-- begin --

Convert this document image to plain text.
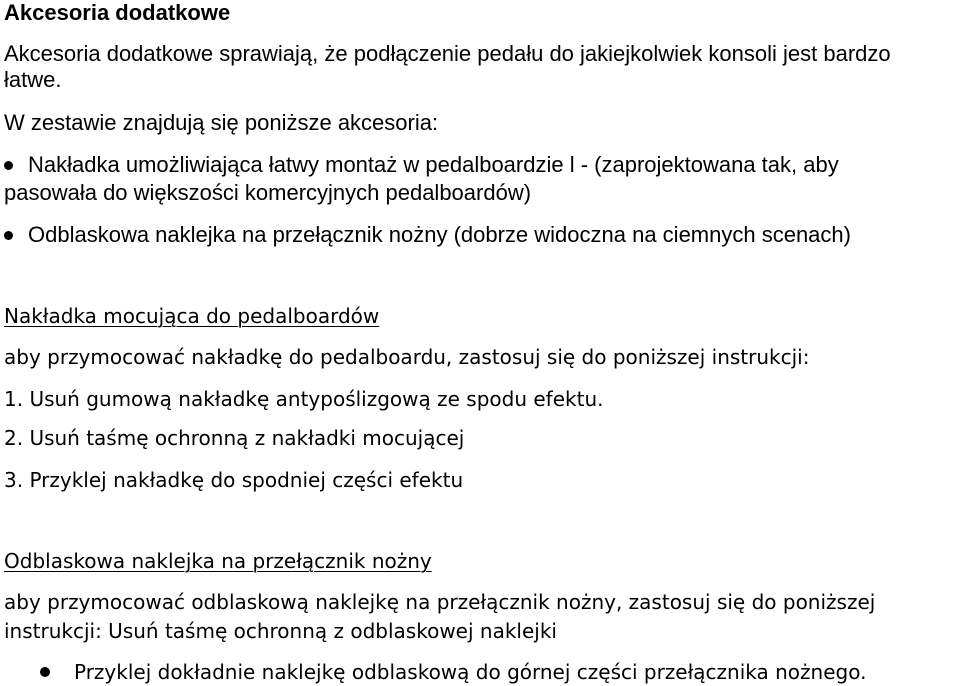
Akcesoria dodatkowe
Akcesoria dodatkowe sprawiają, że podłączenie pedału do jakiejkolwiek konsoli jest bardzo
łatwe.
W zestawie znajdują się poniższe akcesoria:
Nakładka umożliwiająca łatwy montaż w pedalboardzie l - (zaprojektowana tak, aby
pasowała do większości komercyjnych pedalboardów)
Odblaskowa naklejka na przełącznik nożny (dobrze widoczna na ciemnych scenach)
Nakładka mocująca do pedalboardów
aby przymocować nakładkę do pedalboardu, zastosuj się do poniższej instrukcji:
1. Usuń gumową nakładkę antypoślizgową ze spodu efektu.
2. Usuń taśmę ochronną z nakładki mocującej
3. Przyklej nakładkę do spodniej części efektu
Odblaskowa naklejka na przełącznik nożny
aby przymocować odblaskową naklejkę na przełącznik nożny, zastosuj się do poniższej
instrukcji: Usuń taśmę ochronną z odblaskowej naklejki
Przyklej dokładnie naklejkę odblaskową do górnej części przełącznika nożnego.
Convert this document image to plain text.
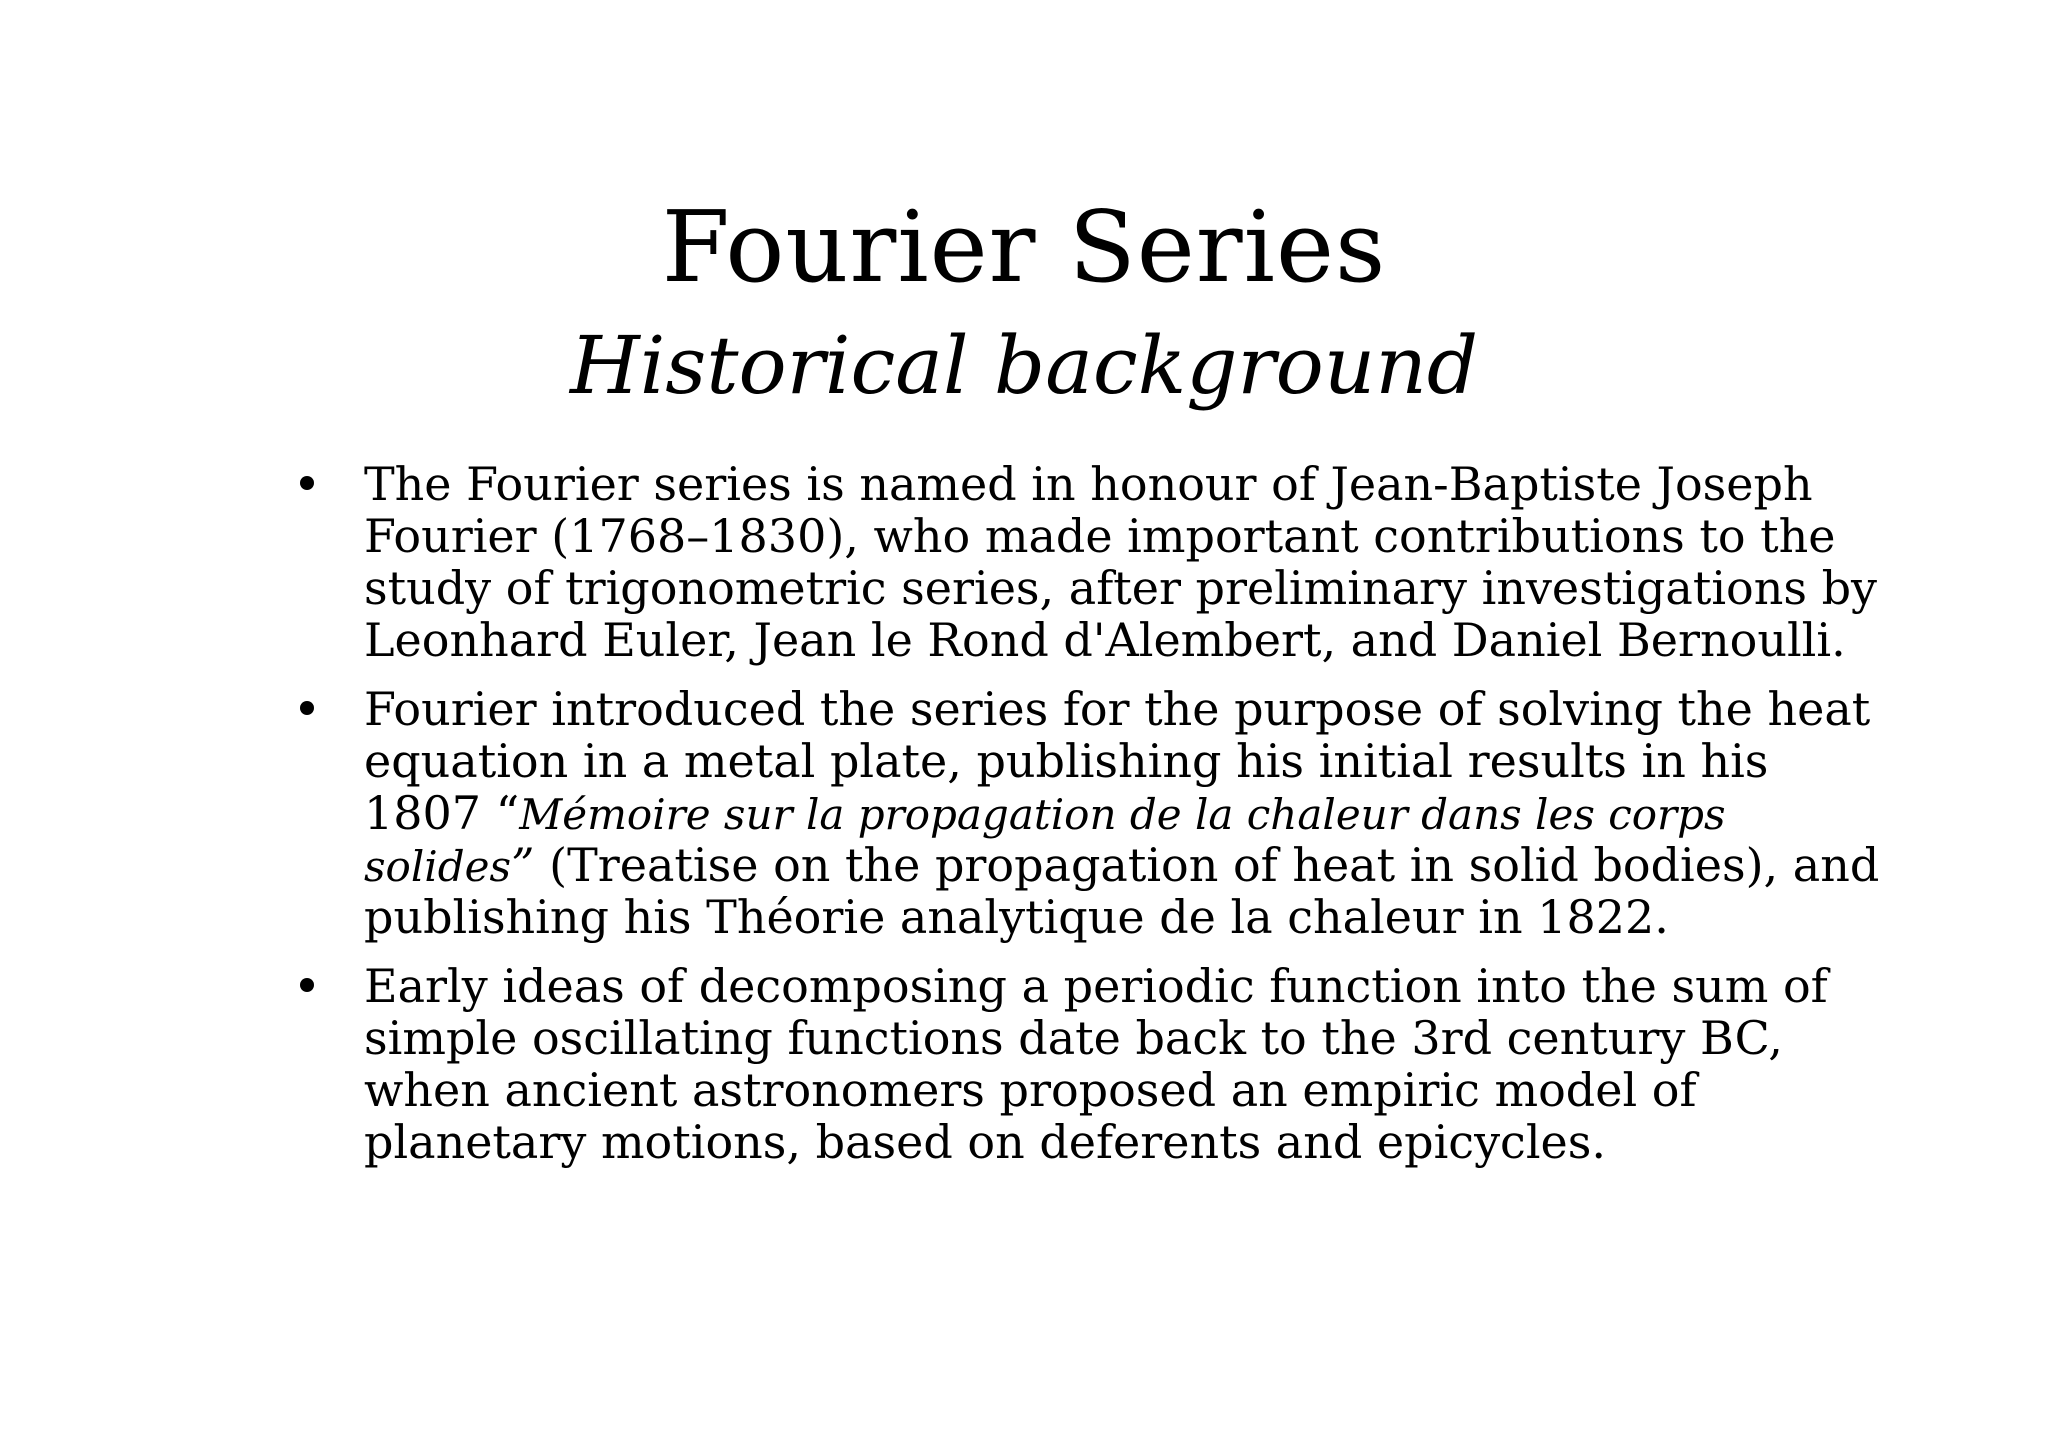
Fourier Series
Historical background
The Fourier series is named in honour of Jean-Baptiste Joseph
Fourier (1768–1830), who made important contributions to the
study of trigonometric series, after preliminary investigations by
Leonhard Euler, Jean le Rond d'Alembert, and Daniel Bernoulli.
Fourier introduced the series for the purpose of solving the heat
equation in a metal plate, publishing his initial results in his
1807 “Mémoire sur la propagation de la chaleur dans les corps
solides” (Treatise on the propagation of heat in solid bodies), and
publishing his Théorie analytique de la chaleur in 1822.
Early ideas of decomposing a periodic function into the sum of
simple oscillating functions date back to the 3rd century BC,
when ancient astronomers proposed an empiric model of
planetary motions, based on deferents and epicycles.
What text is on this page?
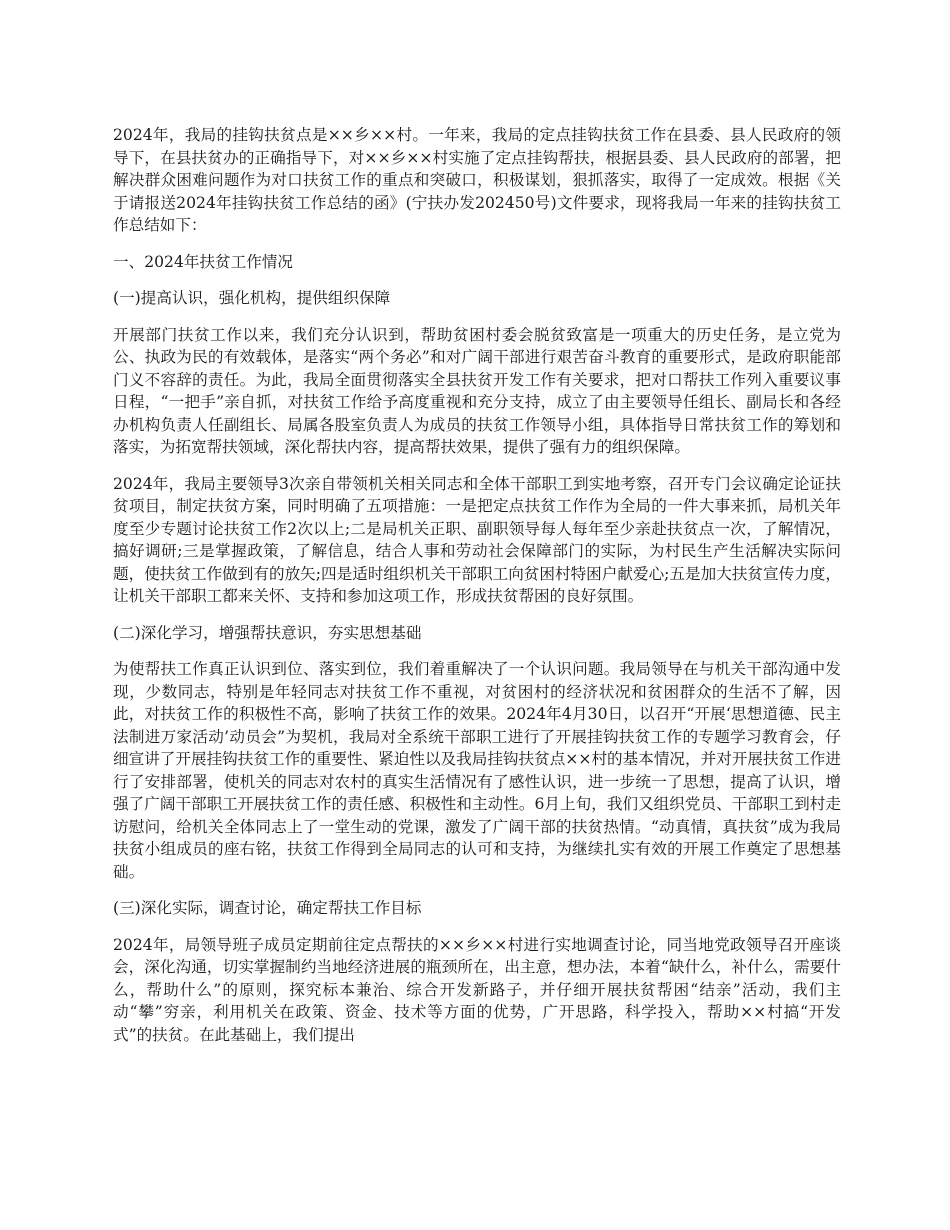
2024年，我局的挂钩扶贫点是××乡××村。一年来，我局的定点挂钩扶贫工作在县委、县人民政府的领导下，在县扶贫办的正确指导下，对××乡××村实施了定点挂钩帮扶，根据县委、县人民政府的部署，把解决群众困难问题作为对口扶贫工作的重点和突破口，积极谋划，狠抓落实，取得了一定成效。根据《关于请报送2024年挂钩扶贫工作总结的函》(宁扶办发202450号)文件要求，现将我局一年来的挂钩扶贫工作总结如下：

一、2024年扶贫工作情况

(一)提高认识，强化机构，提供组织保障

开展部门扶贫工作以来，我们充分认识到，帮助贫困村委会脱贫致富是一项重大的历史任务，是立党为公、执政为民的有效载体，是落实“两个务必”和对广阔干部进行艰苦奋斗教育的重要形式，是政府职能部门义不容辞的责任。为此，我局全面贯彻落实全县扶贫开发工作有关要求，把对口帮扶工作列入重要议事日程，“一把手”亲自抓，对扶贫工作给予高度重视和充分支持，成立了由主要领导任组长、副局长和各经办机构负责人任副组长、局属各股室负责人为成员的扶贫工作领导小组，具体指导日常扶贫工作的筹划和落实，为拓宽帮扶领域，深化帮扶内容，提高帮扶效果，提供了强有力的组织保障。

2024年，我局主要领导3次亲自带领机关相关同志和全体干部职工到实地考察，召开专门会议确定论证扶贫项目，制定扶贫方案，同时明确了五项措施：一是把定点扶贫工作作为全局的一件大事来抓，局机关年度至少专题讨论扶贫工作2次以上;二是局机关正职、副职领导每人每年至少亲赴扶贫点一次，了解情况，搞好调研;三是掌握政策，了解信息，结合人事和劳动社会保障部门的实际，为村民生产生活解决实际问题，使扶贫工作做到有的放矢;四是适时组织机关干部职工向贫困村特困户献爱心;五是加大扶贫宣传力度，让机关干部职工都来关怀、支持和参加这项工作，形成扶贫帮困的良好氛围。

(二)深化学习，增强帮扶意识，夯实思想基础

为使帮扶工作真正认识到位、落实到位，我们着重解决了一个认识问题。我局领导在与机关干部沟通中发现，少数同志，特别是年轻同志对扶贫工作不重视，对贫困村的经济状况和贫困群众的生活不了解，因此，对扶贫工作的积极性不高，影响了扶贫工作的效果。2024年4月30日，以召开“开展‘思想道德、民主法制进万家活动’动员会”为契机，我局对全系统干部职工进行了开展挂钩扶贫工作的专题学习教育会，仔细宣讲了开展挂钩扶贫工作的重要性、紧迫性以及我局挂钩扶贫点××村的基本情况，并对开展扶贫工作进行了安排部署，使机关的同志对农村的真实生活情况有了感性认识，进一步统一了思想，提高了认识，增强了广阔干部职工开展扶贫工作的责任感、积极性和主动性。6月上旬，我们又组织党员、干部职工到村走访慰问，给机关全体同志上了一堂生动的党课，激发了广阔干部的扶贫热情。“动真情，真扶贫”成为我局扶贫小组成员的座右铭，扶贫工作得到全局同志的认可和支持，为继续扎实有效的开展工作奠定了思想基础。

(三)深化实际，调查讨论，确定帮扶工作目标

2024年，局领导班子成员定期前往定点帮扶的××乡××村进行实地调查讨论，同当地党政领导召开座谈会，深化沟通，切实掌握制约当地经济进展的瓶颈所在，出主意，想办法，本着“缺什么，补什么，需要什么，帮助什么”的原则，探究标本兼治、综合开发新路子，并仔细开展扶贫帮困“结亲”活动，我们主动“攀”穷亲，利用机关在政策、资金、技术等方面的优势，广开思路，科学投入，帮助××村搞“开发式”的扶贫。在此基础上，我们提出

-- end --

— TO DO —
Work through the records line by line and tally those holding "efektu". Reply with the number alone.

— FINAL RESULT —
2